## PROBLEM TO WORK ON
Your task is to repeat the listing exactly.

□ □ □ □

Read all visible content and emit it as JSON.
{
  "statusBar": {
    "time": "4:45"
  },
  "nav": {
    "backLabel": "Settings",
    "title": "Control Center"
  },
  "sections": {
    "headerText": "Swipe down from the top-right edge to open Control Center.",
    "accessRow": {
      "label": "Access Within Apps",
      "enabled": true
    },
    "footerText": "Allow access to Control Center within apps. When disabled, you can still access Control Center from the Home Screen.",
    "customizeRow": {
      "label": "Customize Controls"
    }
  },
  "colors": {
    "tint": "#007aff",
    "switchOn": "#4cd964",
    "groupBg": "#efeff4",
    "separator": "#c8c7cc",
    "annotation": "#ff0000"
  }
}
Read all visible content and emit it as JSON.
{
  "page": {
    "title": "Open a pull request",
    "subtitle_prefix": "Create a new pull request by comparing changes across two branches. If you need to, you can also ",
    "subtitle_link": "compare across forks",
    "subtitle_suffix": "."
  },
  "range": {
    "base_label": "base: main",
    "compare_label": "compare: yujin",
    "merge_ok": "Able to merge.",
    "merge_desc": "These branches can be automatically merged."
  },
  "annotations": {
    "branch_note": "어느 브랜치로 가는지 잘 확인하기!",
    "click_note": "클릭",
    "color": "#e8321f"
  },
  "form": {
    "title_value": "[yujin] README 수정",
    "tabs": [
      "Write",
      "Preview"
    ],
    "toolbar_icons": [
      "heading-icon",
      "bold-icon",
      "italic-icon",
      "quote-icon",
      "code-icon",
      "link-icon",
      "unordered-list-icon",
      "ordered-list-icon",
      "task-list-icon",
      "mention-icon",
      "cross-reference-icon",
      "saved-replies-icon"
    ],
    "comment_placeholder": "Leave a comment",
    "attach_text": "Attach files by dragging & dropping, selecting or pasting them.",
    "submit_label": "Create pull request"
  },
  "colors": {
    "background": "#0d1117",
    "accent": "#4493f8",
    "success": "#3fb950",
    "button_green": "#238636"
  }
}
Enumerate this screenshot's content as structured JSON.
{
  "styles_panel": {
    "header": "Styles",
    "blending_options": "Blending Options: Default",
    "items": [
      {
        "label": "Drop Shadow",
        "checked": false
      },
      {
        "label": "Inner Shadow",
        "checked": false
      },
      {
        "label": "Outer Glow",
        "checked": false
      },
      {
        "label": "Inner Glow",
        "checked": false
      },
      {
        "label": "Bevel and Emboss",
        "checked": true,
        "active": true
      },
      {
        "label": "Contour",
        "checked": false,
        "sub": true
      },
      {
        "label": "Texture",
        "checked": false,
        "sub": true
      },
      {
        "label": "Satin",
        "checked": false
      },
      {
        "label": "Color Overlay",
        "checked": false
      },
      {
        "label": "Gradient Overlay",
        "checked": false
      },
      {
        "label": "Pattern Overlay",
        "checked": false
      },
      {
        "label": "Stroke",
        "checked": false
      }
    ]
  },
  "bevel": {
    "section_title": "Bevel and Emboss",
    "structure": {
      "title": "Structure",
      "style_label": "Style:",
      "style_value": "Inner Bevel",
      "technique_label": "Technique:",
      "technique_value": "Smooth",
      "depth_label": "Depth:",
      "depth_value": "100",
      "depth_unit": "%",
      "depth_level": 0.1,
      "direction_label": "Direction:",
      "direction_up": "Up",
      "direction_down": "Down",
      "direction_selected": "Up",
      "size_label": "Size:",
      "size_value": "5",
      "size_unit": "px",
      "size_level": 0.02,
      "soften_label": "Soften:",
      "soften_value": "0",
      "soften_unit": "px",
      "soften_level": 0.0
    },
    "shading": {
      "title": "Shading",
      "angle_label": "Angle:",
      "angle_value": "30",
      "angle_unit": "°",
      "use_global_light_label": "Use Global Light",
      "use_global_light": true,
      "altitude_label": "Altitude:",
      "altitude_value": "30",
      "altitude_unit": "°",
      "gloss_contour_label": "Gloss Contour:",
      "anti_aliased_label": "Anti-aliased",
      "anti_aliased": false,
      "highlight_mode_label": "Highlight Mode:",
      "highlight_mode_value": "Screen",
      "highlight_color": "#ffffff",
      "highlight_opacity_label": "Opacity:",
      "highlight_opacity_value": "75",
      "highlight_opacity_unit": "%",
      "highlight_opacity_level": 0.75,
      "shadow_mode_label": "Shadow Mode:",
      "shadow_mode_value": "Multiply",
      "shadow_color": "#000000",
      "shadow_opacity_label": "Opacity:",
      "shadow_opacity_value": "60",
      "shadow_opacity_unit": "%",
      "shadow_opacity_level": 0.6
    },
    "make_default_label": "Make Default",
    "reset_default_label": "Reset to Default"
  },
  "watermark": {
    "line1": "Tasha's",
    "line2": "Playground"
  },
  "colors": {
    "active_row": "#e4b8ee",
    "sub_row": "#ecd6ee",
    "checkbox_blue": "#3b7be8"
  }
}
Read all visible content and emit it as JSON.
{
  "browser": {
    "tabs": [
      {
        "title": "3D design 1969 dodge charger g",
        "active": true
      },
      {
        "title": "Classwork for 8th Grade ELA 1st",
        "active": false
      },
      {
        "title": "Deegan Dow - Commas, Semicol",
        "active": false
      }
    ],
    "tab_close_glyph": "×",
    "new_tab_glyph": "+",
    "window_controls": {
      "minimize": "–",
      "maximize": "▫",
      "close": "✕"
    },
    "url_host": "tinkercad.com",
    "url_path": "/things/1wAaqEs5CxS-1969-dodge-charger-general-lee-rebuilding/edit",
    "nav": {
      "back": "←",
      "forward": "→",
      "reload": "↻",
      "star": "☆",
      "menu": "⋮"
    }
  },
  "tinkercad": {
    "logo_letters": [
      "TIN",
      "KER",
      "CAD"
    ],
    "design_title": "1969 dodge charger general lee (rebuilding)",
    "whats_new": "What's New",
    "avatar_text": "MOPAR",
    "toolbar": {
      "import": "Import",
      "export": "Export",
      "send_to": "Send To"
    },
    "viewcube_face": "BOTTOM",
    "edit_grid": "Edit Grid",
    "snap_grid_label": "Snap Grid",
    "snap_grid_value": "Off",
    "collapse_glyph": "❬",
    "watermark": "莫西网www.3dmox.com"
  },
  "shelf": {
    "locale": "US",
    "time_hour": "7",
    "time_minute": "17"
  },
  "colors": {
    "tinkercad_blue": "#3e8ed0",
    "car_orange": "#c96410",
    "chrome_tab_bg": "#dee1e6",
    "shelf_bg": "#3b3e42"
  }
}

□ □ □ □

## TASK RESPONSE
Read all visible content and emit it as JSON.
{
  "statusBar": {
    "time": "4:45"
  },
  "nav": {
    "backLabel": "Settings",
    "title": "Control Center"
  },
  "sections": {
    "headerText": "Swipe down from the top-right edge to open Control Center.",
    "accessRow": {
      "label": "Access Within Apps",
      "enabled": true
    },
    "footerText": "Allow access to Control Center within apps. When disabled, you can still access Control Center from the Home Screen.",
    "customizeRow": {
      "label": "Customize Controls"
    }
  },
  "colors": {
    "tint": "#007aff",
    "switchOn": "#4cd964",
    "groupBg": "#efeff4",
    "separator": "#c8c7cc",
    "annotation": "#ff0000"
  }
}
Read all visible content and emit it as JSON.
{
  "page": {
    "title": "Open a pull request",
    "subtitle_prefix": "Create a new pull request by comparing changes across two branches. If you need to, you can also ",
    "subtitle_link": "compare across forks",
    "subtitle_suffix": "."
  },
  "range": {
    "base_label": "base: main",
    "compare_label": "compare: yujin",
    "merge_ok": "Able to merge.",
    "merge_desc": "These branches can be automatically merged."
  },
  "annotations": {
    "branch_note": "어느 브랜치로 가는지 잘 확인하기!",
    "click_note": "클릭",
    "color": "#e8321f"
  },
  "form": {
    "title_value": "[yujin] README 수정",
    "tabs": [
      "Write",
      "Preview"
    ],
    "toolbar_icons": [
      "heading-icon",
      "bold-icon",
      "italic-icon",
      "quote-icon",
      "code-icon",
      "link-icon",
      "unordered-list-icon",
      "ordered-list-icon",
      "task-list-icon",
      "mention-icon",
      "cross-reference-icon",
      "saved-replies-icon"
    ],
    "comment_placeholder": "Leave a comment",
    "attach_text": "Attach files by dragging & dropping, selecting or pasting them.",
    "submit_label": "Create pull request"
  },
  "colors": {
    "background": "#0d1117",
    "accent": "#4493f8",
    "success": "#3fb950",
    "button_green": "#238636"
  }
}
Enumerate this screenshot's content as structured JSON.
{
  "styles_panel": {
    "header": "Styles",
    "blending_options": "Blending Options: Default",
    "items": [
      {
        "label": "Drop Shadow",
        "checked": false
      },
      {
        "label": "Inner Shadow",
        "checked": false
      },
      {
        "label": "Outer Glow",
        "checked": false
      },
      {
        "label": "Inner Glow",
        "checked": false
      },
      {
        "label": "Bevel and Emboss",
        "checked": true,
        "active": true
      },
      {
        "label": "Contour",
        "checked": false,
        "sub": true
      },
      {
        "label": "Texture",
        "checked": false,
        "sub": true
      },
      {
        "label": "Satin",
        "checked": false
      },
      {
        "label": "Color Overlay",
        "checked": false
      },
      {
        "label": "Gradient Overlay",
        "checked": false
      },
      {
        "label": "Pattern Overlay",
        "checked": false
      },
      {
        "label": "Stroke",
        "checked": false
      }
    ]
  },
  "bevel": {
    "section_title": "Bevel and Emboss",
    "structure": {
      "title": "Structure",
      "style_label": "Style:",
      "style_value": "Inner Bevel",
      "technique_label": "Technique:",
      "technique_value": "Smooth",
      "depth_label": "Depth:",
      "depth_value": "100",
      "depth_unit": "%",
      "depth_level": 0.1,
      "direction_label": "Direction:",
      "direction_up": "Up",
      "direction_down": "Down",
      "direction_selected": "Up",
      "size_label": "Size:",
      "size_value": "5",
      "size_unit": "px",
      "size_level": 0.02,
      "soften_label": "Soften:",
      "soften_value": "0",
      "soften_unit": "px",
      "soften_level": 0.0
    },
    "shading": {
      "title": "Shading",
      "angle_label": "Angle:",
      "angle_value": "30",
      "angle_unit": "°",
      "use_global_light_label": "Use Global Light",
      "use_global_light": true,
      "altitude_label": "Altitude:",
      "altitude_value": "30",
      "altitude_unit": "°",
      "gloss_contour_label": "Gloss Contour:",
      "anti_aliased_label": "Anti-aliased",
      "anti_aliased": false,
      "highlight_mode_label": "Highlight Mode:",
      "highlight_mode_value": "Screen",
      "highlight_color": "#ffffff",
      "highlight_opacity_label": "Opacity:",
      "highlight_opacity_value": "75",
      "highlight_opacity_unit": "%",
      "highlight_opacity_level": 0.75,
      "shadow_mode_label": "Shadow Mode:",
      "shadow_mode_value": "Multiply",
      "shadow_color": "#000000",
      "shadow_opacity_label": "Opacity:",
      "shadow_opacity_value": "60",
      "shadow_opacity_unit": "%",
      "shadow_opacity_level": 0.6
    },
    "make_default_label": "Make Default",
    "reset_default_label": "Reset to Default"
  },
  "watermark": {
    "line1": "Tasha's",
    "line2": "Playground"
  },
  "colors": {
    "active_row": "#e4b8ee",
    "sub_row": "#ecd6ee",
    "checkbox_blue": "#3b7be8"
  }
}
Read all visible content and emit it as JSON.
{
  "browser": {
    "tabs": [
      {
        "title": "3D design 1969 dodge charger g",
        "active": true
      },
      {
        "title": "Classwork for 8th Grade ELA 1st",
        "active": false
      },
      {
        "title": "Deegan Dow - Commas, Semicol",
        "active": false
      }
    ],
    "tab_close_glyph": "×",
    "new_tab_glyph": "+",
    "window_controls": {
      "minimize": "–",
      "maximize": "▫",
      "close": "✕"
    },
    "url_host": "tinkercad.com",
    "url_path": "/things/1wAaqEs5CxS-1969-dodge-charger-general-lee-rebuilding/edit",
    "nav": {
      "back": "←",
      "forward": "→",
      "reload": "↻",
      "star": "☆",
      "menu": "⋮"
    }
  },
  "tinkercad": {
    "logo_letters": [
      "TIN",
      "KER",
      "CAD"
    ],
    "design_title": "1969 dodge charger general lee (rebuilding)",
    "whats_new": "What's New",
    "avatar_text": "MOPAR",
    "toolbar": {
      "import": "Import",
      "export": "Export",
      "send_to": "Send To"
    },
    "viewcube_face": "BOTTOM",
    "edit_grid": "Edit Grid",
    "snap_grid_label": "Snap Grid",
    "snap_grid_value": "Off",
    "collapse_glyph": "❬",
    "watermark": "莫西网www.3dmox.com"
  },
  "shelf": {
    "locale": "US",
    "time_hour": "7",
    "time_minute": "17"
  },
  "colors": {
    "tinkercad_blue": "#3e8ed0",
    "car_orange": "#c96410",
    "chrome_tab_bg": "#dee1e6",
    "shelf_bg": "#3b3e42"
  }
}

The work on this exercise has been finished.